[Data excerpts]
----
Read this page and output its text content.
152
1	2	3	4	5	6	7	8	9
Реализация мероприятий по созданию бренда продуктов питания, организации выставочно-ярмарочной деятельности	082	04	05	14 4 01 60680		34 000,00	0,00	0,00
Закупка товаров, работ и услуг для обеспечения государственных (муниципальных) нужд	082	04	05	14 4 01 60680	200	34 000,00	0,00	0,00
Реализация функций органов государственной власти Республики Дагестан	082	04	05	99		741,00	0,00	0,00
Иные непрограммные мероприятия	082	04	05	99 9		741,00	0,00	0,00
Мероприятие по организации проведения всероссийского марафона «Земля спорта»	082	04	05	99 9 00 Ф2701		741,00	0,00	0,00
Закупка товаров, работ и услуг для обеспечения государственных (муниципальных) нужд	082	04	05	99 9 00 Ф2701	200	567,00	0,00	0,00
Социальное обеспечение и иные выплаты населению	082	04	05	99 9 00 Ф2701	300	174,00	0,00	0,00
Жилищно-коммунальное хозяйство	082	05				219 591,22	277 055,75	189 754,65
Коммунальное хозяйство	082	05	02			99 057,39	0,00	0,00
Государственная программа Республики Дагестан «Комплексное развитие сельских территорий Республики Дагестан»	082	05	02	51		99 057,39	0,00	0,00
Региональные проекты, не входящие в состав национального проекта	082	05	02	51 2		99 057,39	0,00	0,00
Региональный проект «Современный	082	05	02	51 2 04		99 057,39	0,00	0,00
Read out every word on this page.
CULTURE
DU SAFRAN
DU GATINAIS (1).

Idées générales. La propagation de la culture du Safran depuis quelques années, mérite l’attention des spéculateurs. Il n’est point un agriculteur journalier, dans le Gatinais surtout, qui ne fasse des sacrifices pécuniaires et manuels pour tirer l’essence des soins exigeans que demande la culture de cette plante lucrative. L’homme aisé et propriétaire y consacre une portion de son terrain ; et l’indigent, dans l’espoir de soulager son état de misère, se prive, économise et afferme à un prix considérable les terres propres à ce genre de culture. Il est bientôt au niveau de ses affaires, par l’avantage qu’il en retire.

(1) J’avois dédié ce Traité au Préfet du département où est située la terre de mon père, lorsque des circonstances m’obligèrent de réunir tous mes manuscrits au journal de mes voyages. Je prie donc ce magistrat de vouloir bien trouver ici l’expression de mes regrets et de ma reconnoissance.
----
• [Task goal]:
Search the data above for the word "муниципальных", then gather each line in which it appears.

• [Final answer]:
Закупка товаров, работ и услуг для обеспечения государственных (муниципальных) нужд	082	04	05	14 4 01 60680	200	34 000,00	0,00	0,00
Закупка товаров, работ и услуг для обеспечения государственных (муниципальных) нужд	082	04	05	99 9 00 Ф2701	200	567,00	0,00	0,00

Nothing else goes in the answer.